(Saved data entries)
_____
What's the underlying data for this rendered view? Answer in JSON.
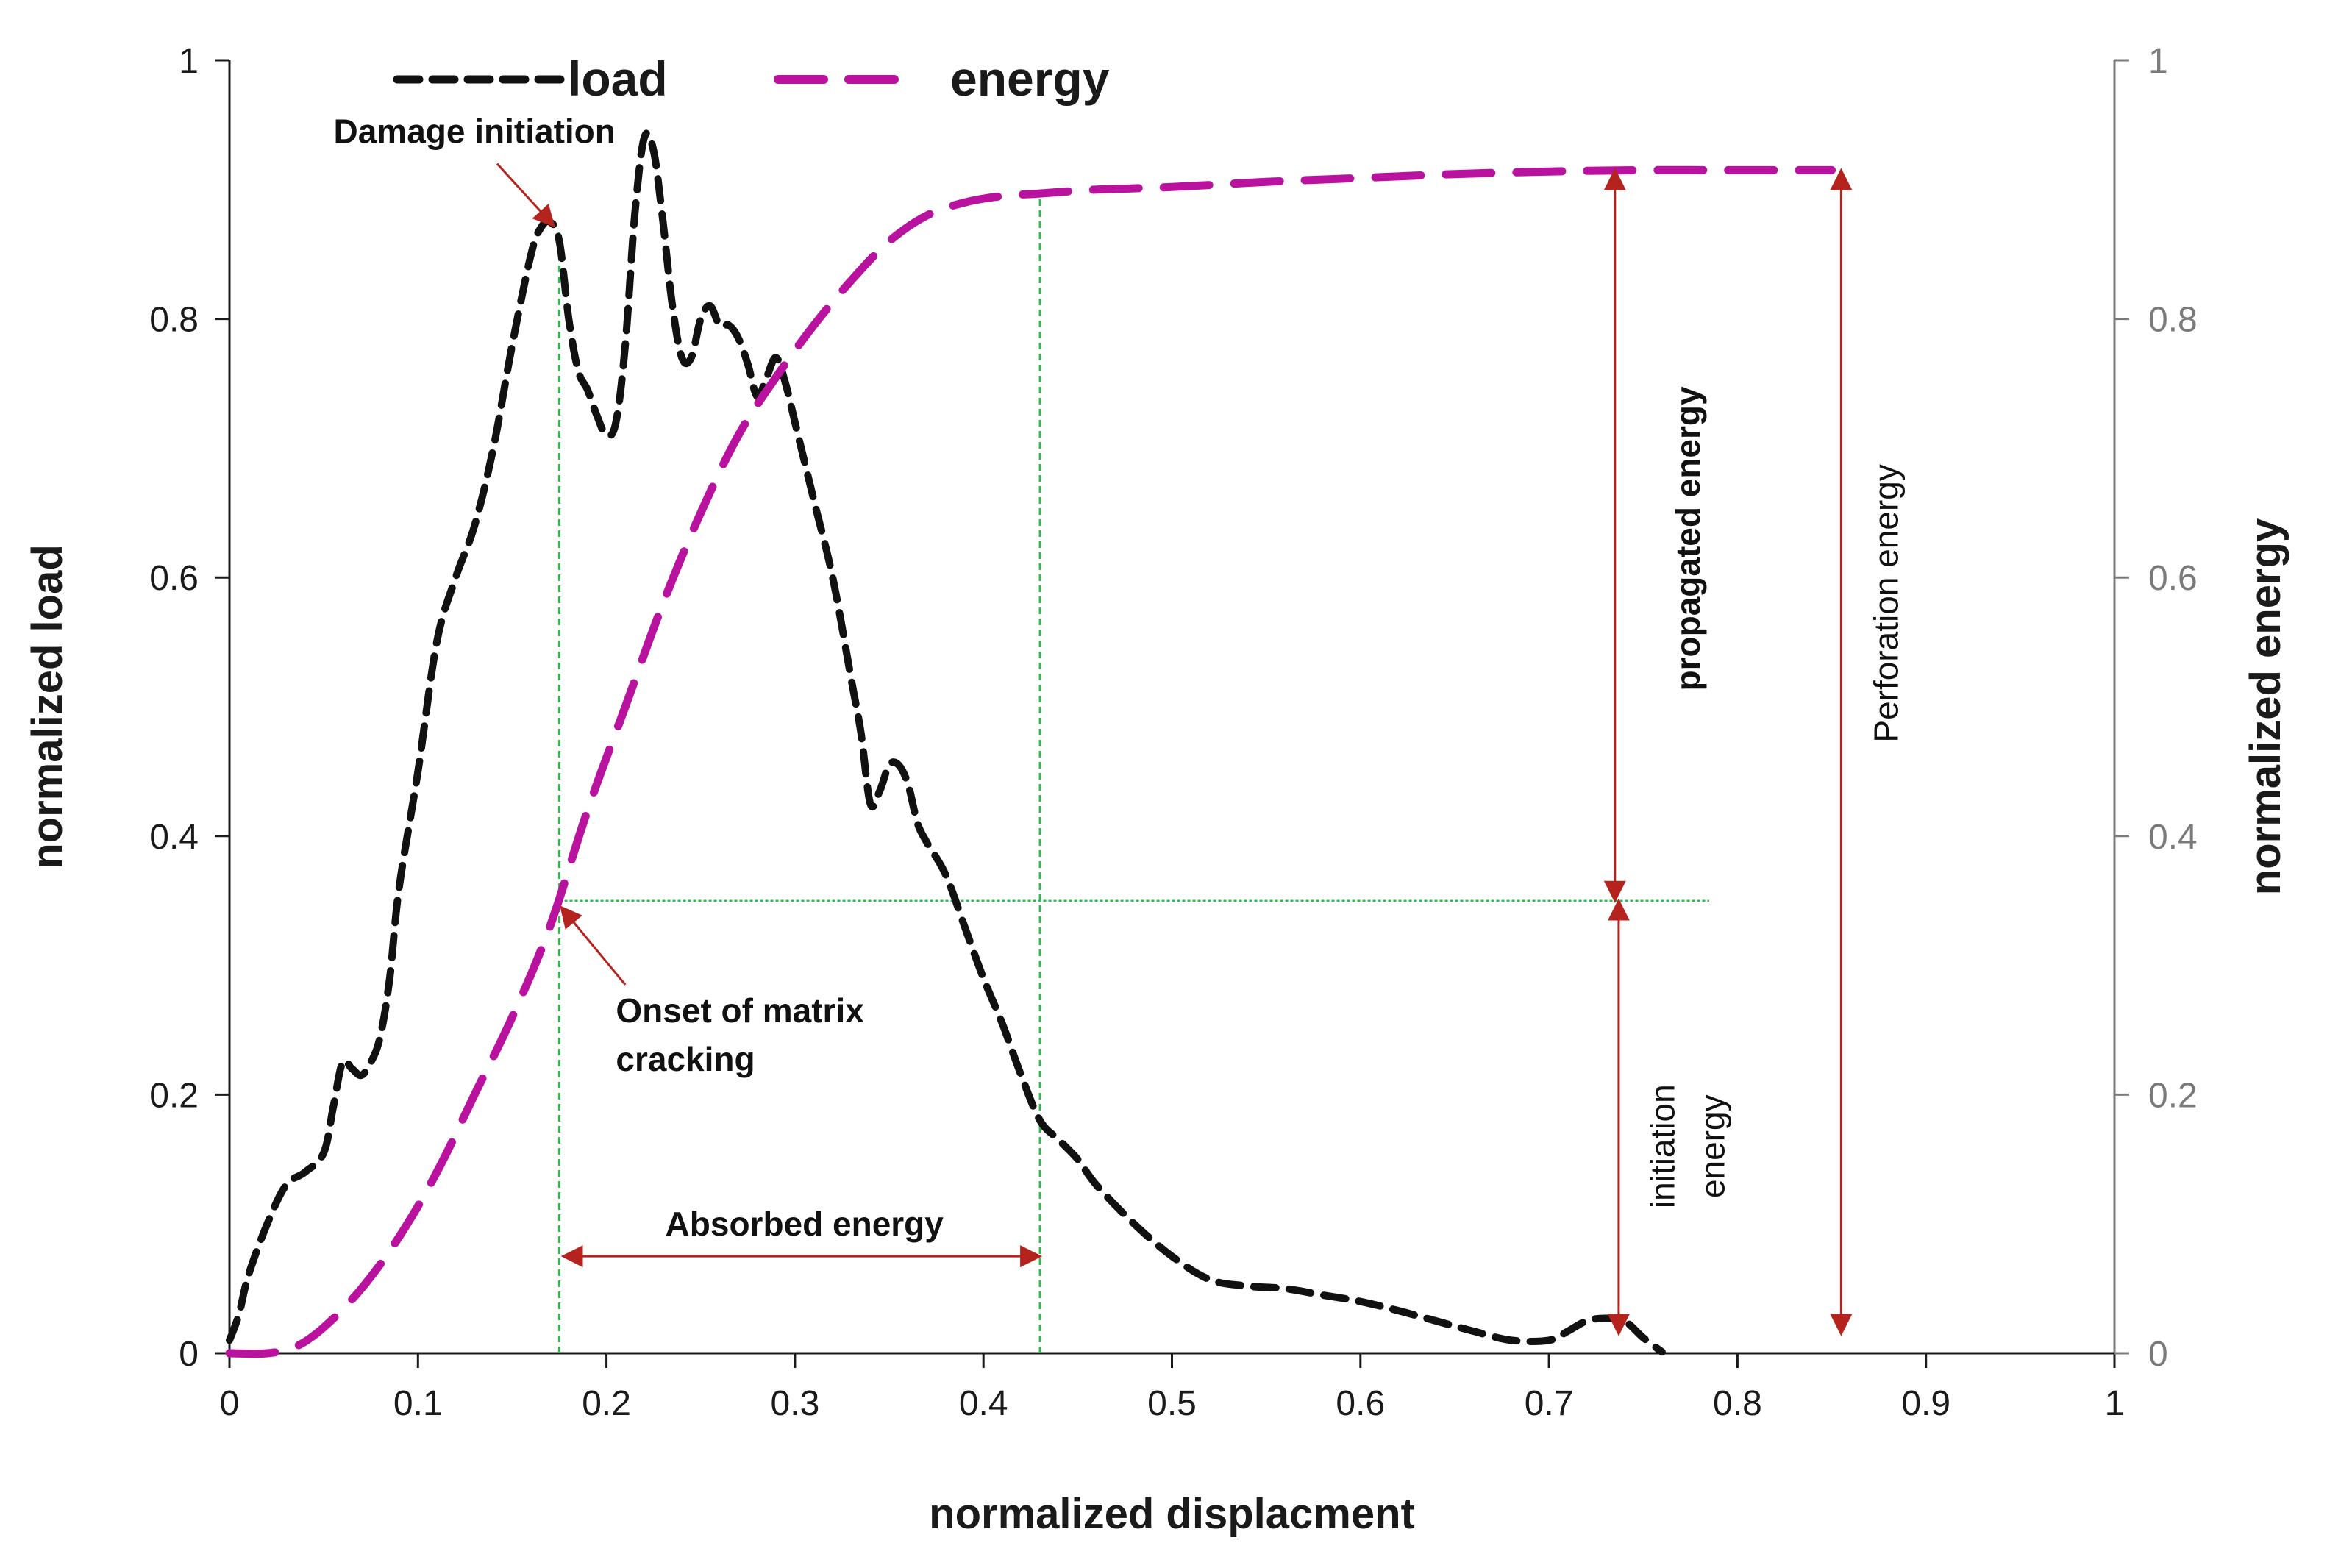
{
  "chart_data": {
    "type": "line",
    "xlabel": "normalized displacment",
    "ylabel": "normalized load",
    "y2label": "normalized energy",
    "xlim": [
      0,
      1
    ],
    "ylim": [
      0,
      1
    ],
    "y2lim": [
      0,
      1
    ],
    "xticks": [
      "0",
      "0.1",
      "0.2",
      "0.3",
      "0.4",
      "0.5",
      "0.6",
      "0.7",
      "0.8",
      "0.9",
      "1"
    ],
    "yticks": [
      "0",
      "0.2",
      "0.4",
      "0.6",
      "0.8",
      "1"
    ],
    "y2ticks": [
      "0",
      "0.2",
      "0.4",
      "0.6",
      "0.8",
      "1"
    ],
    "grid": false,
    "legend_position": "top",
    "series": [
      {
        "name": "load",
        "color": "#111111",
        "axis": "left",
        "x": [
          0,
          0.005,
          0.01,
          0.02,
          0.03,
          0.04,
          0.05,
          0.055,
          0.06,
          0.065,
          0.07,
          0.075,
          0.08,
          0.085,
          0.09,
          0.1,
          0.11,
          0.12,
          0.13,
          0.14,
          0.15,
          0.16,
          0.165,
          0.17,
          0.175,
          0.18,
          0.185,
          0.19,
          0.195,
          0.2,
          0.205,
          0.21,
          0.215,
          0.22,
          0.225,
          0.23,
          0.235,
          0.24,
          0.245,
          0.25,
          0.255,
          0.26,
          0.265,
          0.27,
          0.275,
          0.28,
          0.285,
          0.29,
          0.295,
          0.3,
          0.31,
          0.32,
          0.33,
          0.335,
          0.34,
          0.345,
          0.35,
          0.355,
          0.36,
          0.365,
          0.37,
          0.38,
          0.39,
          0.4,
          0.41,
          0.42,
          0.43,
          0.44,
          0.45,
          0.46,
          0.48,
          0.5,
          0.52,
          0.54,
          0.56,
          0.58,
          0.6,
          0.62,
          0.64,
          0.66,
          0.68,
          0.7,
          0.71,
          0.72,
          0.73,
          0.74,
          0.75,
          0.76
        ],
        "y": [
          0.01,
          0.03,
          0.06,
          0.1,
          0.13,
          0.14,
          0.155,
          0.19,
          0.225,
          0.22,
          0.215,
          0.225,
          0.245,
          0.29,
          0.36,
          0.45,
          0.55,
          0.6,
          0.64,
          0.7,
          0.78,
          0.85,
          0.87,
          0.875,
          0.86,
          0.8,
          0.76,
          0.745,
          0.725,
          0.71,
          0.72,
          0.78,
          0.88,
          0.94,
          0.93,
          0.875,
          0.81,
          0.77,
          0.77,
          0.8,
          0.81,
          0.795,
          0.795,
          0.785,
          0.765,
          0.74,
          0.755,
          0.77,
          0.75,
          0.72,
          0.66,
          0.6,
          0.52,
          0.48,
          0.425,
          0.435,
          0.455,
          0.455,
          0.44,
          0.41,
          0.395,
          0.37,
          0.33,
          0.29,
          0.255,
          0.215,
          0.18,
          0.165,
          0.15,
          0.13,
          0.1,
          0.075,
          0.057,
          0.052,
          0.05,
          0.045,
          0.04,
          0.033,
          0.025,
          0.017,
          0.01,
          0.01,
          0.017,
          0.025,
          0.027,
          0.025,
          0.012,
          0.001
        ]
      },
      {
        "name": "energy",
        "color": "#b8129f",
        "axis": "right",
        "x": [
          0,
          0.02,
          0.035,
          0.05,
          0.07,
          0.09,
          0.11,
          0.13,
          0.15,
          0.17,
          0.19,
          0.21,
          0.23,
          0.25,
          0.27,
          0.29,
          0.31,
          0.33,
          0.35,
          0.37,
          0.39,
          0.41,
          0.43,
          0.46,
          0.5,
          0.55,
          0.6,
          0.65,
          0.7,
          0.75,
          0.8,
          0.85
        ],
        "y": [
          0,
          0,
          0.005,
          0.02,
          0.05,
          0.09,
          0.14,
          0.2,
          0.26,
          0.33,
          0.42,
          0.5,
          0.58,
          0.65,
          0.71,
          0.755,
          0.795,
          0.83,
          0.86,
          0.88,
          0.89,
          0.895,
          0.897,
          0.9,
          0.902,
          0.906,
          0.909,
          0.912,
          0.914,
          0.915,
          0.915,
          0.915
        ]
      }
    ],
    "guide_lines": [
      {
        "type": "vertical",
        "x": 0.175,
        "y_from": 0,
        "y_to": 0.87
      },
      {
        "type": "vertical",
        "x": 0.43,
        "y_from": 0,
        "y_to": 0.9
      },
      {
        "type": "horizontal",
        "y": 0.35,
        "x_from": 0.175,
        "x_to": 0.785
      }
    ],
    "annotations": [
      {
        "id": "damage-initiation",
        "text": "Damage initiation",
        "x": 0.13,
        "y": 0.945,
        "arrow_to": [
          0.172,
          0.872
        ]
      },
      {
        "id": "onset-matrix-cracking",
        "text_lines": [
          "Onset of matrix",
          "cracking"
        ],
        "x": 0.205,
        "y": 0.265,
        "arrow_to": [
          0.176,
          0.345
        ]
      },
      {
        "id": "absorbed-energy",
        "text": "Absorbed energy",
        "x": 0.305,
        "y": 0.1,
        "span_x": [
          0.177,
          0.43
        ],
        "span_y": 0.075
      },
      {
        "id": "propagated-energy",
        "text": "propagated energy",
        "rotated": true,
        "x": 0.78,
        "y": 0.63,
        "span_y": [
          0.35,
          0.915
        ],
        "span_x": 0.735
      },
      {
        "id": "initiation-energy",
        "text_lines": [
          "initiation",
          "energy"
        ],
        "rotated": true,
        "x": 0.775,
        "y": 0.16,
        "span_y": [
          0.015,
          0.35
        ],
        "span_x": 0.737
      },
      {
        "id": "perforation-energy",
        "text": "Perforation energy",
        "rotated": true,
        "x": 0.885,
        "y": 0.58,
        "span_y": [
          0.015,
          0.915
        ],
        "span_x": 0.855
      }
    ],
    "colors": {
      "axis_left": "#1a1a1a",
      "axis_right": "#7a7a7a",
      "guide": "#2fba4e",
      "arrow": "#b5231f"
    }
  }
}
_____
Exercise goal: What you return should match the records above word for word, minus the pictures.

Answer:
What's the underlying data for this rendered view? Answer in JSON.
{
  "chart_data": {
    "type": "line",
    "xlabel": "normalized displacment",
    "ylabel": "normalized load",
    "y2label": "normalized energy",
    "xlim": [
      0,
      1
    ],
    "ylim": [
      0,
      1
    ],
    "y2lim": [
      0,
      1
    ],
    "xticks": [
      "0",
      "0.1",
      "0.2",
      "0.3",
      "0.4",
      "0.5",
      "0.6",
      "0.7",
      "0.8",
      "0.9",
      "1"
    ],
    "yticks": [
      "0",
      "0.2",
      "0.4",
      "0.6",
      "0.8",
      "1"
    ],
    "y2ticks": [
      "0",
      "0.2",
      "0.4",
      "0.6",
      "0.8",
      "1"
    ],
    "grid": false,
    "legend_position": "top",
    "series": [
      {
        "name": "load",
        "color": "#111111",
        "axis": "left",
        "x": [
          0,
          0.005,
          0.01,
          0.02,
          0.03,
          0.04,
          0.05,
          0.055,
          0.06,
          0.065,
          0.07,
          0.075,
          0.08,
          0.085,
          0.09,
          0.1,
          0.11,
          0.12,
          0.13,
          0.14,
          0.15,
          0.16,
          0.165,
          0.17,
          0.175,
          0.18,
          0.185,
          0.19,
          0.195,
          0.2,
          0.205,
          0.21,
          0.215,
          0.22,
          0.225,
          0.23,
          0.235,
          0.24,
          0.245,
          0.25,
          0.255,
          0.26,
          0.265,
          0.27,
          0.275,
          0.28,
          0.285,
          0.29,
          0.295,
          0.3,
          0.31,
          0.32,
          0.33,
          0.335,
          0.34,
          0.345,
          0.35,
          0.355,
          0.36,
          0.365,
          0.37,
          0.38,
          0.39,
          0.4,
          0.41,
          0.42,
          0.43,
          0.44,
          0.45,
          0.46,
          0.48,
          0.5,
          0.52,
          0.54,
          0.56,
          0.58,
          0.6,
          0.62,
          0.64,
          0.66,
          0.68,
          0.7,
          0.71,
          0.72,
          0.73,
          0.74,
          0.75,
          0.76
        ],
        "y": [
          0.01,
          0.03,
          0.06,
          0.1,
          0.13,
          0.14,
          0.155,
          0.19,
          0.225,
          0.22,
          0.215,
          0.225,
          0.245,
          0.29,
          0.36,
          0.45,
          0.55,
          0.6,
          0.64,
          0.7,
          0.78,
          0.85,
          0.87,
          0.875,
          0.86,
          0.8,
          0.76,
          0.745,
          0.725,
          0.71,
          0.72,
          0.78,
          0.88,
          0.94,
          0.93,
          0.875,
          0.81,
          0.77,
          0.77,
          0.8,
          0.81,
          0.795,
          0.795,
          0.785,
          0.765,
          0.74,
          0.755,
          0.77,
          0.75,
          0.72,
          0.66,
          0.6,
          0.52,
          0.48,
          0.425,
          0.435,
          0.455,
          0.455,
          0.44,
          0.41,
          0.395,
          0.37,
          0.33,
          0.29,
          0.255,
          0.215,
          0.18,
          0.165,
          0.15,
          0.13,
          0.1,
          0.075,
          0.057,
          0.052,
          0.05,
          0.045,
          0.04,
          0.033,
          0.025,
          0.017,
          0.01,
          0.01,
          0.017,
          0.025,
          0.027,
          0.025,
          0.012,
          0.001
        ]
      },
      {
        "name": "energy",
        "color": "#b8129f",
        "axis": "right",
        "x": [
          0,
          0.02,
          0.035,
          0.05,
          0.07,
          0.09,
          0.11,
          0.13,
          0.15,
          0.17,
          0.19,
          0.21,
          0.23,
          0.25,
          0.27,
          0.29,
          0.31,
          0.33,
          0.35,
          0.37,
          0.39,
          0.41,
          0.43,
          0.46,
          0.5,
          0.55,
          0.6,
          0.65,
          0.7,
          0.75,
          0.8,
          0.85
        ],
        "y": [
          0,
          0,
          0.005,
          0.02,
          0.05,
          0.09,
          0.14,
          0.2,
          0.26,
          0.33,
          0.42,
          0.5,
          0.58,
          0.65,
          0.71,
          0.755,
          0.795,
          0.83,
          0.86,
          0.88,
          0.89,
          0.895,
          0.897,
          0.9,
          0.902,
          0.906,
          0.909,
          0.912,
          0.914,
          0.915,
          0.915,
          0.915
        ]
      }
    ],
    "guide_lines": [
      {
        "type": "vertical",
        "x": 0.175,
        "y_from": 0,
        "y_to": 0.87
      },
      {
        "type": "vertical",
        "x": 0.43,
        "y_from": 0,
        "y_to": 0.9
      },
      {
        "type": "horizontal",
        "y": 0.35,
        "x_from": 0.175,
        "x_to": 0.785
      }
    ],
    "annotations": [
      {
        "id": "damage-initiation",
        "text": "Damage initiation",
        "x": 0.13,
        "y": 0.945,
        "arrow_to": [
          0.172,
          0.872
        ]
      },
      {
        "id": "onset-matrix-cracking",
        "text_lines": [
          "Onset of matrix",
          "cracking"
        ],
        "x": 0.205,
        "y": 0.265,
        "arrow_to": [
          0.176,
          0.345
        ]
      },
      {
        "id": "absorbed-energy",
        "text": "Absorbed energy",
        "x": 0.305,
        "y": 0.1,
        "span_x": [
          0.177,
          0.43
        ],
        "span_y": 0.075
      },
      {
        "id": "propagated-energy",
        "text": "propagated energy",
        "rotated": true,
        "x": 0.78,
        "y": 0.63,
        "span_y": [
          0.35,
          0.915
        ],
        "span_x": 0.735
      },
      {
        "id": "initiation-energy",
        "text_lines": [
          "initiation",
          "energy"
        ],
        "rotated": true,
        "x": 0.775,
        "y": 0.16,
        "span_y": [
          0.015,
          0.35
        ],
        "span_x": 0.737
      },
      {
        "id": "perforation-energy",
        "text": "Perforation energy",
        "rotated": true,
        "x": 0.885,
        "y": 0.58,
        "span_y": [
          0.015,
          0.915
        ],
        "span_x": 0.855
      }
    ],
    "colors": {
      "axis_left": "#1a1a1a",
      "axis_right": "#7a7a7a",
      "guide": "#2fba4e",
      "arrow": "#b5231f"
    }
  }
}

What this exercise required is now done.